··· Material for this task

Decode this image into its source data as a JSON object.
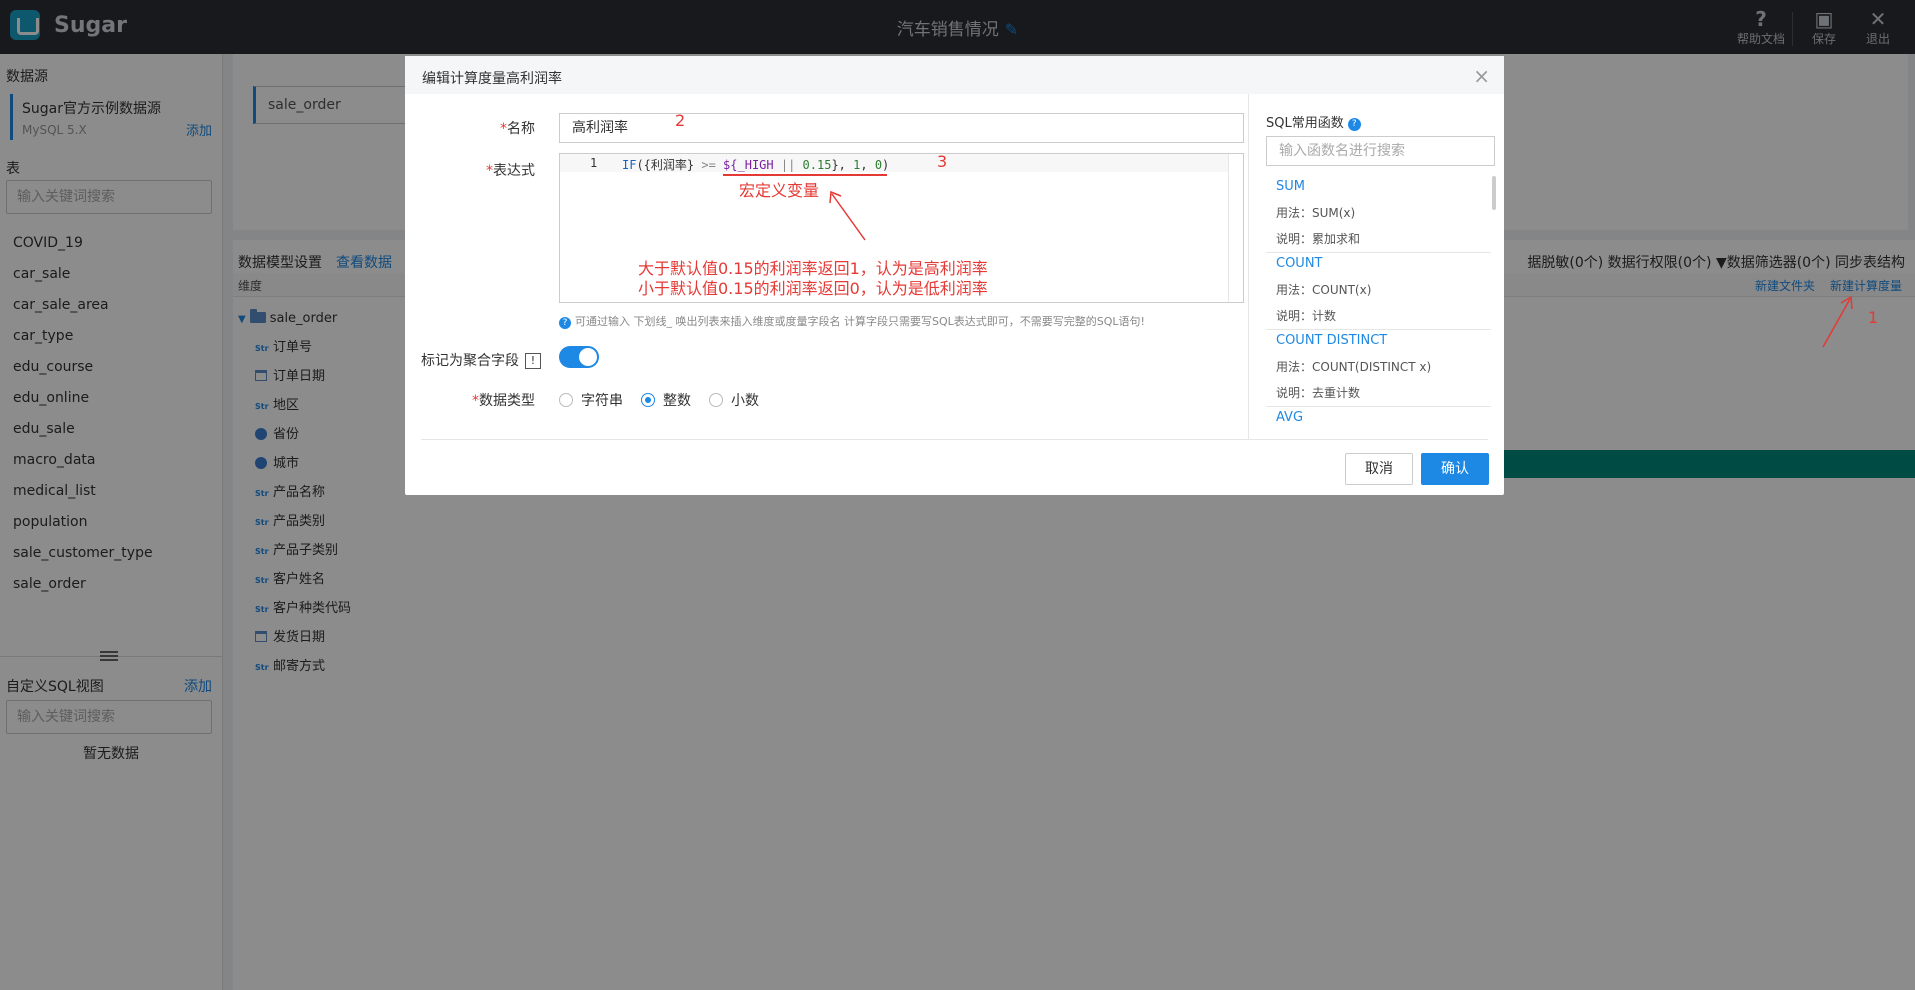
{
  "app": {
    "logo": "Sugar",
    "page_title": "汽车销售情况"
  },
  "top_actions": [
    {
      "label": "帮助文档",
      "icon": "?"
    },
    {
      "label": "保存",
      "icon": "▣"
    },
    {
      "label": "退出",
      "icon": "✕"
    }
  ],
  "sidebar": {
    "datasource_title": "数据源",
    "datasource_name": "Sugar官方示例数据源",
    "datasource_type": "MySQL 5.X",
    "add_label": "添加",
    "tables_title": "表",
    "table_search_placeholder": "输入关键词搜索",
    "tables": [
      "COVID_19",
      "car_sale",
      "car_sale_area",
      "car_type",
      "edu_course",
      "edu_online",
      "edu_sale",
      "macro_data",
      "medical_list",
      "population",
      "sale_customer_type",
      "sale_order"
    ],
    "custom_sql_title": "自定义SQL视图",
    "custom_sql_add": "添加",
    "custom_sql_search_placeholder": "输入关键词搜索",
    "empty_text": "暂无数据"
  },
  "main": {
    "selected_table": "sale_order",
    "model_tab": "数据模型设置",
    "view_data_tab": "查看数据",
    "model_right_items": "据脱敏(0个)  数据行权限(0个)  ▼数据筛选器(0个)  同步表结构",
    "dim_header": "维度",
    "new_folder": "新建文件夹",
    "new_calc_measure": "新建计算度量",
    "root_table": "sale_order",
    "dimensions": [
      {
        "name": "订单号",
        "type": "str"
      },
      {
        "name": "订单日期",
        "type": "date"
      },
      {
        "name": "地区",
        "type": "str"
      },
      {
        "name": "省份",
        "type": "geo"
      },
      {
        "name": "城市",
        "type": "geo"
      },
      {
        "name": "产品名称",
        "type": "str"
      },
      {
        "name": "产品类别",
        "type": "str"
      },
      {
        "name": "产品子类别",
        "type": "str"
      },
      {
        "name": "客户姓名",
        "type": "str"
      },
      {
        "name": "客户种类代码",
        "type": "str"
      },
      {
        "name": "发货日期",
        "type": "date"
      },
      {
        "name": "邮寄方式",
        "type": "str"
      }
    ]
  },
  "dialog": {
    "title": "编辑计算度量高利润率",
    "name_label": "名称",
    "name_value": "高利润率",
    "expr_label": "表达式",
    "line_number": "1",
    "code": {
      "kw": "IF",
      "p1": "({利润率} ",
      "op1": ">=",
      "p2": " ",
      "var": "${_HIGH ",
      "op2": "||",
      "p3": " ",
      "num1": "0.15",
      "p4": "}, ",
      "num2": "1",
      "p5": ", ",
      "num3": "0",
      "p6": ")"
    },
    "hint": "可通过输入 下划线_ 唤出列表来插入维度或度量字段名     计算字段只需要写SQL表达式即可，不需要写完整的SQL语句!",
    "agg_label": "标记为聚合字段",
    "agg_tip": "!",
    "agg_on": true,
    "type_label": "数据类型",
    "types": [
      {
        "label": "字符串",
        "selected": false
      },
      {
        "label": "整数",
        "selected": true
      },
      {
        "label": "小数",
        "selected": false
      }
    ],
    "cancel": "取消",
    "confirm": "确认",
    "sql_panel": {
      "title": "SQL常用函数",
      "search_placeholder": "输入函数名进行搜索",
      "functions": [
        {
          "name": "SUM",
          "usage": "用法：SUM(x)",
          "desc": "说明：累加求和"
        },
        {
          "name": "COUNT",
          "usage": "用法：COUNT(x)",
          "desc": "说明：计数"
        },
        {
          "name": "COUNT DISTINCT",
          "usage": "用法：COUNT(DISTINCT x)",
          "desc": "说明：去重计数"
        },
        {
          "name": "AVG",
          "usage": "",
          "desc": ""
        }
      ]
    }
  },
  "annotations": {
    "n1": "1",
    "n2": "2",
    "n3": "3",
    "macro": "宏定义变量",
    "line1": "大于默认值0.15的利润率返回1，认为是高利润率",
    "line2": "小于默认值0.15的利润率返回0，认为是低利润率",
    "color": "#e53935"
  },
  "colors": {
    "accent": "#1e88e5",
    "topbar": "#2b2f36",
    "teal": "#00897b"
  }
}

······

» Task details: All of the material above needs to be restated exactly, with no pictures.

» Solution:
Decode this image into its source data as a JSON object.
{
  "app": {
    "logo": "Sugar",
    "page_title": "汽车销售情况"
  },
  "top_actions": [
    {
      "label": "帮助文档",
      "icon": "?"
    },
    {
      "label": "保存",
      "icon": "▣"
    },
    {
      "label": "退出",
      "icon": "✕"
    }
  ],
  "sidebar": {
    "datasource_title": "数据源",
    "datasource_name": "Sugar官方示例数据源",
    "datasource_type": "MySQL 5.X",
    "add_label": "添加",
    "tables_title": "表",
    "table_search_placeholder": "输入关键词搜索",
    "tables": [
      "COVID_19",
      "car_sale",
      "car_sale_area",
      "car_type",
      "edu_course",
      "edu_online",
      "edu_sale",
      "macro_data",
      "medical_list",
      "population",
      "sale_customer_type",
      "sale_order"
    ],
    "custom_sql_title": "自定义SQL视图",
    "custom_sql_add": "添加",
    "custom_sql_search_placeholder": "输入关键词搜索",
    "empty_text": "暂无数据"
  },
  "main": {
    "selected_table": "sale_order",
    "model_tab": "数据模型设置",
    "view_data_tab": "查看数据",
    "model_right_items": "据脱敏(0个)  数据行权限(0个)  ▼数据筛选器(0个)  同步表结构",
    "dim_header": "维度",
    "new_folder": "新建文件夹",
    "new_calc_measure": "新建计算度量",
    "root_table": "sale_order",
    "dimensions": [
      {
        "name": "订单号",
        "type": "str"
      },
      {
        "name": "订单日期",
        "type": "date"
      },
      {
        "name": "地区",
        "type": "str"
      },
      {
        "name": "省份",
        "type": "geo"
      },
      {
        "name": "城市",
        "type": "geo"
      },
      {
        "name": "产品名称",
        "type": "str"
      },
      {
        "name": "产品类别",
        "type": "str"
      },
      {
        "name": "产品子类别",
        "type": "str"
      },
      {
        "name": "客户姓名",
        "type": "str"
      },
      {
        "name": "客户种类代码",
        "type": "str"
      },
      {
        "name": "发货日期",
        "type": "date"
      },
      {
        "name": "邮寄方式",
        "type": "str"
      }
    ]
  },
  "dialog": {
    "title": "编辑计算度量高利润率",
    "name_label": "名称",
    "name_value": "高利润率",
    "expr_label": "表达式",
    "line_number": "1",
    "code": {
      "kw": "IF",
      "p1": "({利润率} ",
      "op1": ">=",
      "p2": " ",
      "var": "${_HIGH ",
      "op2": "||",
      "p3": " ",
      "num1": "0.15",
      "p4": "}, ",
      "num2": "1",
      "p5": ", ",
      "num3": "0",
      "p6": ")"
    },
    "hint": "可通过输入 下划线_ 唤出列表来插入维度或度量字段名     计算字段只需要写SQL表达式即可，不需要写完整的SQL语句!",
    "agg_label": "标记为聚合字段",
    "agg_tip": "!",
    "agg_on": true,
    "type_label": "数据类型",
    "types": [
      {
        "label": "字符串",
        "selected": false
      },
      {
        "label": "整数",
        "selected": true
      },
      {
        "label": "小数",
        "selected": false
      }
    ],
    "cancel": "取消",
    "confirm": "确认",
    "sql_panel": {
      "title": "SQL常用函数",
      "search_placeholder": "输入函数名进行搜索",
      "functions": [
        {
          "name": "SUM",
          "usage": "用法：SUM(x)",
          "desc": "说明：累加求和"
        },
        {
          "name": "COUNT",
          "usage": "用法：COUNT(x)",
          "desc": "说明：计数"
        },
        {
          "name": "COUNT DISTINCT",
          "usage": "用法：COUNT(DISTINCT x)",
          "desc": "说明：去重计数"
        },
        {
          "name": "AVG",
          "usage": "",
          "desc": ""
        }
      ]
    }
  },
  "annotations": {
    "n1": "1",
    "n2": "2",
    "n3": "3",
    "macro": "宏定义变量",
    "line1": "大于默认值0.15的利润率返回1，认为是高利润率",
    "line2": "小于默认值0.15的利润率返回0，认为是低利润率",
    "color": "#e53935"
  },
  "colors": {
    "accent": "#1e88e5",
    "topbar": "#2b2f36",
    "teal": "#00897b"
  }
}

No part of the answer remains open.